Canadian politician (1913–1988)

Walter Melund Assef (May 31, 1913 - January 14, 1988) was a Canadian politician and former Vaudevillian who served as mayor of the city of Thunder Bay, Ontario. He was the first, and until 2022 when Ken Boshcoff was elected for a discontinuous term, the only mayor to have been elected for two discontinuous terms. He was first elected in 1973 and served until 1978. His second term began when he was re-elected in 1981 and lasted until 1985.

Assef was born May 31, 1913, at Sioux Lookout, Ontario to John Hunna Khaleefy Asseff, a native of Hasroun, Lebanon, and Maria Rosa Penteado (variant spelling, Mary Penteado), a native of Brazil. He died January 14, 1988.

Liberace dined at the home of Walter Assef before performing at the Fort William Gardens on 30 September 1961.

As mayor, his nickname was "Jolly Wally". Reportedly, Prince Philip coined the term, referring to him as "that jolly little mayor from Thunder Bay". His predecessor as mayor, Saul Laskin, did not see him that way - Laskin found Assef disruptive and uncooperative. By his second term in office, many observers deplored his behaviour in council as abusive.

One of the issues he campaigned strongly against was the building of a stand-alone arts complex in the city. When the Community Auditorium (as it's now known) was built, Walter Assef vowed to never attend the grand opening or ever step inside. A populist, Assef once campaigned with a cow.

==Bibliography==
- Peter Raffo, "Municipal political culture and conflict of interest at the Lakehead, 1969–1972," Thunder Bay Historical Museum Society Papers and Records, 26 (1998), 26-45.

=====

TASK SET:
a. Write out the part of the biography of Walter Assef that runs from "Assef was born" down to "January 14, 1988.".
b. Translate this sentence from the biography of Walter Assef into French: "Liberace dined at the home of Walter Assef before performing at the Fort William Gardens on 30 September 1961."
c. List every person named in the biography of Walter Assef other than Walter Assef himself, giving each person once.

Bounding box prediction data

=====

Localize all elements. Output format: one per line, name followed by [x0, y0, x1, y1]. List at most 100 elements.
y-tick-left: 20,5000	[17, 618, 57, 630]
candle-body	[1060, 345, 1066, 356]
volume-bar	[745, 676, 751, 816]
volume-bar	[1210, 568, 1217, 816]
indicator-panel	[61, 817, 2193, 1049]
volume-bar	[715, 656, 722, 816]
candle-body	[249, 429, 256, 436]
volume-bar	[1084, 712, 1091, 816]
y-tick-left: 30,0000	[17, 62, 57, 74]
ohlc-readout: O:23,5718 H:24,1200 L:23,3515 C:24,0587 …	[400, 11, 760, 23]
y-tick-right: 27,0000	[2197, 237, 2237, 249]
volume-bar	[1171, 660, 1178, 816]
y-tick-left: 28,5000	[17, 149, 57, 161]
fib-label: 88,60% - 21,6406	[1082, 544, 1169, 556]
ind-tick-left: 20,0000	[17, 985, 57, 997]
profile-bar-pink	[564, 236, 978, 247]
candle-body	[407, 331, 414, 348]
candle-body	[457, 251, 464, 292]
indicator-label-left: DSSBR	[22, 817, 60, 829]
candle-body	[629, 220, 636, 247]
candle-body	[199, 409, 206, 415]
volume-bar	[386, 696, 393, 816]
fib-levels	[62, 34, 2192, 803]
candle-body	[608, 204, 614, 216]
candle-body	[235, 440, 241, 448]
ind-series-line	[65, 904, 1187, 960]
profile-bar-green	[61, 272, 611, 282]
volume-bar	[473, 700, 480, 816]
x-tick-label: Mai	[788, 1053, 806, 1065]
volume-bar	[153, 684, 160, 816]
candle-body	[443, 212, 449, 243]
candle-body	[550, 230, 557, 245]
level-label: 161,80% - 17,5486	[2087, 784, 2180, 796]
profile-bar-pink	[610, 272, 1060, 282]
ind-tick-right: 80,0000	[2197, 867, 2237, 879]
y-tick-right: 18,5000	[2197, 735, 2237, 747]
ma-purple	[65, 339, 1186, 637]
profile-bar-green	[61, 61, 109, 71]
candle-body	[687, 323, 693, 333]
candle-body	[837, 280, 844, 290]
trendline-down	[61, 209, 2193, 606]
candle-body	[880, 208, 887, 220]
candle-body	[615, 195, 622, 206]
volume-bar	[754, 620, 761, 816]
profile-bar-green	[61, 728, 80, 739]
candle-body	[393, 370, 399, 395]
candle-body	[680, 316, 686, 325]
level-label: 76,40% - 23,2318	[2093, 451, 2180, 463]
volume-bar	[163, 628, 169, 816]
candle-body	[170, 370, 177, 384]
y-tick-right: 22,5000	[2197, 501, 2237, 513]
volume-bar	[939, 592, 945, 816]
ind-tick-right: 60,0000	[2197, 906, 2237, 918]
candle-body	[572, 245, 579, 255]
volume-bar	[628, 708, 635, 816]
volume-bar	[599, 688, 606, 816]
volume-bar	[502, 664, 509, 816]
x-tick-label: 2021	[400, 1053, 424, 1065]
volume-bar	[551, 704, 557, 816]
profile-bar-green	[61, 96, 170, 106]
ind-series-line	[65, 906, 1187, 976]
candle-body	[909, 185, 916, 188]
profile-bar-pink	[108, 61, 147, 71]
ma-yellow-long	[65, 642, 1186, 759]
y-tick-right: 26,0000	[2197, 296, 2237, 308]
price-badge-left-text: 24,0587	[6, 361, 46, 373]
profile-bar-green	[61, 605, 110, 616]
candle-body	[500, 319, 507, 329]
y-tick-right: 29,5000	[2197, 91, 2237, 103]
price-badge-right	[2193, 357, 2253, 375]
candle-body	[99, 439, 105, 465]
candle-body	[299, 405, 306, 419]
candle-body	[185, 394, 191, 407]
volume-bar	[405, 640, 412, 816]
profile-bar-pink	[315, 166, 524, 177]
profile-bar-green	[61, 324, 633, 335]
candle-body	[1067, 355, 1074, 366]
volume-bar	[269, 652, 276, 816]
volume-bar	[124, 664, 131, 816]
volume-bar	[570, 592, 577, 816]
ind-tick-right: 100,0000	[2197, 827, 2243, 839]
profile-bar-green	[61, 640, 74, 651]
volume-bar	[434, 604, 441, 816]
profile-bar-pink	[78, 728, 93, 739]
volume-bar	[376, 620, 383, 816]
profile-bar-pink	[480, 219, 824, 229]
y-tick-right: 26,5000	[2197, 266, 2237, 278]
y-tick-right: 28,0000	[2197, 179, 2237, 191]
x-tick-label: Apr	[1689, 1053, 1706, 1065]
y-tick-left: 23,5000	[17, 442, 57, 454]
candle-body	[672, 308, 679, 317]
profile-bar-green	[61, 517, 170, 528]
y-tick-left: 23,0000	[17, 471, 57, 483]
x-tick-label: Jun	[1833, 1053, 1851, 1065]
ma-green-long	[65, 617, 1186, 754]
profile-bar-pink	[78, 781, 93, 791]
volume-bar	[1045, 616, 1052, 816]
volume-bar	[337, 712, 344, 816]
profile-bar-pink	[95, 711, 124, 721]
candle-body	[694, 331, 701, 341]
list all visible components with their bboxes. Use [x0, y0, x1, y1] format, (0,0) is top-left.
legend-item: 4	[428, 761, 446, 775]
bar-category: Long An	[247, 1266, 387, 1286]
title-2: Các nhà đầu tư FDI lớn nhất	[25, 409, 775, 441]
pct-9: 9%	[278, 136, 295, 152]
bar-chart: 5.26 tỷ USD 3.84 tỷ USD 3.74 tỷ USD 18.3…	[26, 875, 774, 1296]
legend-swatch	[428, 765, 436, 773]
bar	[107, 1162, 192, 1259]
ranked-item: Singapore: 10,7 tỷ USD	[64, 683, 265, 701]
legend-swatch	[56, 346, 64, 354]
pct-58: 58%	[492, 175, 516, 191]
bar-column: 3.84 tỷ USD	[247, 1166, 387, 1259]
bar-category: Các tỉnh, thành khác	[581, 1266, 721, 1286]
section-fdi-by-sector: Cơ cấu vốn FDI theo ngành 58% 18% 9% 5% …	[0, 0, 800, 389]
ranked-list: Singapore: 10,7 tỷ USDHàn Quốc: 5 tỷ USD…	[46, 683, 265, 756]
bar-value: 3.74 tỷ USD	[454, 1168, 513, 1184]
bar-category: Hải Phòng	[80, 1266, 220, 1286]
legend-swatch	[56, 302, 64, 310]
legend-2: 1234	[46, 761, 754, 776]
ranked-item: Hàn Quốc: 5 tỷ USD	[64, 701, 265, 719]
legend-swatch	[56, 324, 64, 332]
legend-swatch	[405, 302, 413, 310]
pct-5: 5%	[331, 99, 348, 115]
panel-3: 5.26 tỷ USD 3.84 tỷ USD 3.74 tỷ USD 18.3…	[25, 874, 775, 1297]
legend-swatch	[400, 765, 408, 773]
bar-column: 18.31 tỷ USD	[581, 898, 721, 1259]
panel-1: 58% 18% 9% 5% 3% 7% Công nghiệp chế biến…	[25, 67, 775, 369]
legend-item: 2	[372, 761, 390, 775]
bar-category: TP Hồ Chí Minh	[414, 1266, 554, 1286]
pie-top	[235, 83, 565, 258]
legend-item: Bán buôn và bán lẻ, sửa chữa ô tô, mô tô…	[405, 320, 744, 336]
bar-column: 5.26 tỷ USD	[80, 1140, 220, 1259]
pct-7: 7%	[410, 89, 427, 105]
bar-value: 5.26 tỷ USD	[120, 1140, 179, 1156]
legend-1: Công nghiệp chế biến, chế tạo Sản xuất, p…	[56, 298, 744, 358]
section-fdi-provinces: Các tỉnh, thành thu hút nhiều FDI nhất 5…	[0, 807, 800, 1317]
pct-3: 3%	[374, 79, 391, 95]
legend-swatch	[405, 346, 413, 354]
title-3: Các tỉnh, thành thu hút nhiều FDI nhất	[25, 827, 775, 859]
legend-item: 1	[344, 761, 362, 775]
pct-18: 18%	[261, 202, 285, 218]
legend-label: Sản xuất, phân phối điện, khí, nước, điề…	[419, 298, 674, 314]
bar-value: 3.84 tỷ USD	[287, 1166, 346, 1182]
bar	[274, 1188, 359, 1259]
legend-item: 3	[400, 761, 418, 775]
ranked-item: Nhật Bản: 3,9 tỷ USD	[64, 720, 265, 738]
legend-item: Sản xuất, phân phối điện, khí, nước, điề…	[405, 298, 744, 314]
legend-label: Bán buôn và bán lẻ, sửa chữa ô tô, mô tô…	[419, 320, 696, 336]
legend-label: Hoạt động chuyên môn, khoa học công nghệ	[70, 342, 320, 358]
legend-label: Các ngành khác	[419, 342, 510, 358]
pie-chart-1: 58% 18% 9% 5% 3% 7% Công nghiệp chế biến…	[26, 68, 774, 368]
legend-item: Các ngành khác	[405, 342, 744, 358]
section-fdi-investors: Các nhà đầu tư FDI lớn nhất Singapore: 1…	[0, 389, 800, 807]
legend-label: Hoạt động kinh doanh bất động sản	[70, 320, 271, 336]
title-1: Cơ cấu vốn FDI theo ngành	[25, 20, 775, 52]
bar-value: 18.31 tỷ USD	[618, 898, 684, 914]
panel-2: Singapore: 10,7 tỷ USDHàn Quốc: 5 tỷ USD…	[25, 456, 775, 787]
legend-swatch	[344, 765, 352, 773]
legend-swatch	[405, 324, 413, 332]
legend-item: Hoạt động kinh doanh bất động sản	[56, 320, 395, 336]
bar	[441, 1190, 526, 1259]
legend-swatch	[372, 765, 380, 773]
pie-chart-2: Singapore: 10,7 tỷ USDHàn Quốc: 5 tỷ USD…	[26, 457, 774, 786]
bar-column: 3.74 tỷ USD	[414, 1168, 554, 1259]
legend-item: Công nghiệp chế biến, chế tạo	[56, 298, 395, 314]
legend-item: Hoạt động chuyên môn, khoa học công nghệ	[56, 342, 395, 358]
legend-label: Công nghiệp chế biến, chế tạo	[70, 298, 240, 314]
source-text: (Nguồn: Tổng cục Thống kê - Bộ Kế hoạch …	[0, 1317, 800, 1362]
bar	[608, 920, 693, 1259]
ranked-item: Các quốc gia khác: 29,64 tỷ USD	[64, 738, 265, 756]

=====

TASK RESPONSES:
a.
Assef was born May 31, 1913, at Sioux Lookout, Ontario to John Hunna Khaleefy Asseff, a native of Hasroun, Lebanon, and Maria Rosa Penteado (variant spelling, Mary Penteado), a native of Brazil. He died January 14, 1988.

b. Liberace a dîné chez Walter Assef avant de se produire au Fort William Gardens le 30 septembre 1961.

c.
Ken Boshcoff
John Hunna Khaleefy Asseff
Maria Rosa Penteado
Liberace
Prince Philip
Saul Laskin
Peter Raffo